» **Job**
Write out all the entries word for word, but skip any images.

» **Data for this exercise**
==================================================

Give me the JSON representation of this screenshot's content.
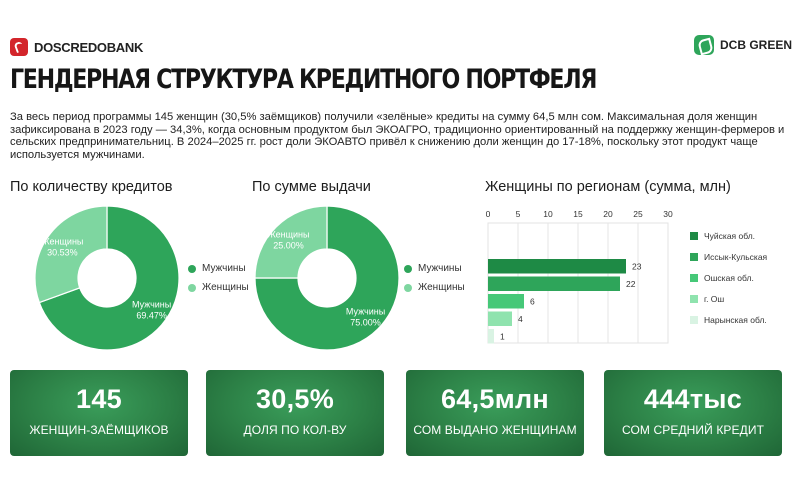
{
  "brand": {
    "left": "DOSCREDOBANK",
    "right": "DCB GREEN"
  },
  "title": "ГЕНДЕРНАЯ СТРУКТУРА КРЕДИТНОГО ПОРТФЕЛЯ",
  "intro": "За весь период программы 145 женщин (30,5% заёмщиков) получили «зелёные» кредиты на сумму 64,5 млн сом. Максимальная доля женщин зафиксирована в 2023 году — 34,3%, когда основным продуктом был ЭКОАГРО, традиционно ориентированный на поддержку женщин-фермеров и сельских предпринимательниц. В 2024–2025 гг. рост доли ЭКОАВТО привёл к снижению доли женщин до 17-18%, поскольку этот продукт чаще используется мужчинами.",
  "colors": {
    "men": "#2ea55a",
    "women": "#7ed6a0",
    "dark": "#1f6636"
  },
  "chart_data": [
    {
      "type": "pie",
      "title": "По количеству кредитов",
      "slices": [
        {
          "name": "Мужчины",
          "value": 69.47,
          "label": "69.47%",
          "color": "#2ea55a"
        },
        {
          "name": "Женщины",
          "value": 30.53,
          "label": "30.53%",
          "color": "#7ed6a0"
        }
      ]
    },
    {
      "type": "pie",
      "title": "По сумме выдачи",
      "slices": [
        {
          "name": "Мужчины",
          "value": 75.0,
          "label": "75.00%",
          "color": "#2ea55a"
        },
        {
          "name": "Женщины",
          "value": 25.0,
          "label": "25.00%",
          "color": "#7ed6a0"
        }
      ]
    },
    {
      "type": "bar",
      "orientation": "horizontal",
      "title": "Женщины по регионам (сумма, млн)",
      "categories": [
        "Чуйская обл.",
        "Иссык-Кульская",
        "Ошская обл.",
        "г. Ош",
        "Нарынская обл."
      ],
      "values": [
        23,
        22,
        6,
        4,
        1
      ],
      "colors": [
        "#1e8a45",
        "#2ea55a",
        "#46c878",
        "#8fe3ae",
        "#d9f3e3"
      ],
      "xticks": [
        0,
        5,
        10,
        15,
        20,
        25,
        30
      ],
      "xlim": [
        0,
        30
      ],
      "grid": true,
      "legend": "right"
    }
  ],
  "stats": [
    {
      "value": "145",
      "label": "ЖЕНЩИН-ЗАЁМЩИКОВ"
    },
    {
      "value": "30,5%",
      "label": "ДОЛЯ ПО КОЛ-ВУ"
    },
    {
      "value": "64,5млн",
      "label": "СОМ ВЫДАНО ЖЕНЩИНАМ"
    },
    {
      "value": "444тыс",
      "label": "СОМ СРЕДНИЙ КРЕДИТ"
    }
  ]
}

==================================================

» **Written reply**
Give me the JSON representation of this screenshot's content.
{
  "brand": {
    "left": "DOSCREDOBANK",
    "right": "DCB GREEN"
  },
  "title": "ГЕНДЕРНАЯ СТРУКТУРА КРЕДИТНОГО ПОРТФЕЛЯ",
  "intro": "За весь период программы 145 женщин (30,5% заёмщиков) получили «зелёные» кредиты на сумму 64,5 млн сом. Максимальная доля женщин зафиксирована в 2023 году — 34,3%, когда основным продуктом был ЭКОАГРО, традиционно ориентированный на поддержку женщин-фермеров и сельских предпринимательниц. В 2024–2025 гг. рост доли ЭКОАВТО привёл к снижению доли женщин до 17-18%, поскольку этот продукт чаще используется мужчинами.",
  "colors": {
    "men": "#2ea55a",
    "women": "#7ed6a0",
    "dark": "#1f6636"
  },
  "chart_data": [
    {
      "type": "pie",
      "title": "По количеству кредитов",
      "slices": [
        {
          "name": "Мужчины",
          "value": 69.47,
          "label": "69.47%",
          "color": "#2ea55a"
        },
        {
          "name": "Женщины",
          "value": 30.53,
          "label": "30.53%",
          "color": "#7ed6a0"
        }
      ]
    },
    {
      "type": "pie",
      "title": "По сумме выдачи",
      "slices": [
        {
          "name": "Мужчины",
          "value": 75.0,
          "label": "75.00%",
          "color": "#2ea55a"
        },
        {
          "name": "Женщины",
          "value": 25.0,
          "label": "25.00%",
          "color": "#7ed6a0"
        }
      ]
    },
    {
      "type": "bar",
      "orientation": "horizontal",
      "title": "Женщины по регионам (сумма, млн)",
      "categories": [
        "Чуйская обл.",
        "Иссык-Кульская",
        "Ошская обл.",
        "г. Ош",
        "Нарынская обл."
      ],
      "values": [
        23,
        22,
        6,
        4,
        1
      ],
      "colors": [
        "#1e8a45",
        "#2ea55a",
        "#46c878",
        "#8fe3ae",
        "#d9f3e3"
      ],
      "xticks": [
        0,
        5,
        10,
        15,
        20,
        25,
        30
      ],
      "xlim": [
        0,
        30
      ],
      "grid": true,
      "legend": "right"
    }
  ],
  "stats": [
    {
      "value": "145",
      "label": "ЖЕНЩИН-ЗАЁМЩИКОВ"
    },
    {
      "value": "30,5%",
      "label": "ДОЛЯ ПО КОЛ-ВУ"
    },
    {
      "value": "64,5млн",
      "label": "СОМ ВЫДАНО ЖЕНЩИНАМ"
    },
    {
      "value": "444тыс",
      "label": "СОМ СРЕДНИЙ КРЕДИТ"
    }
  ]
}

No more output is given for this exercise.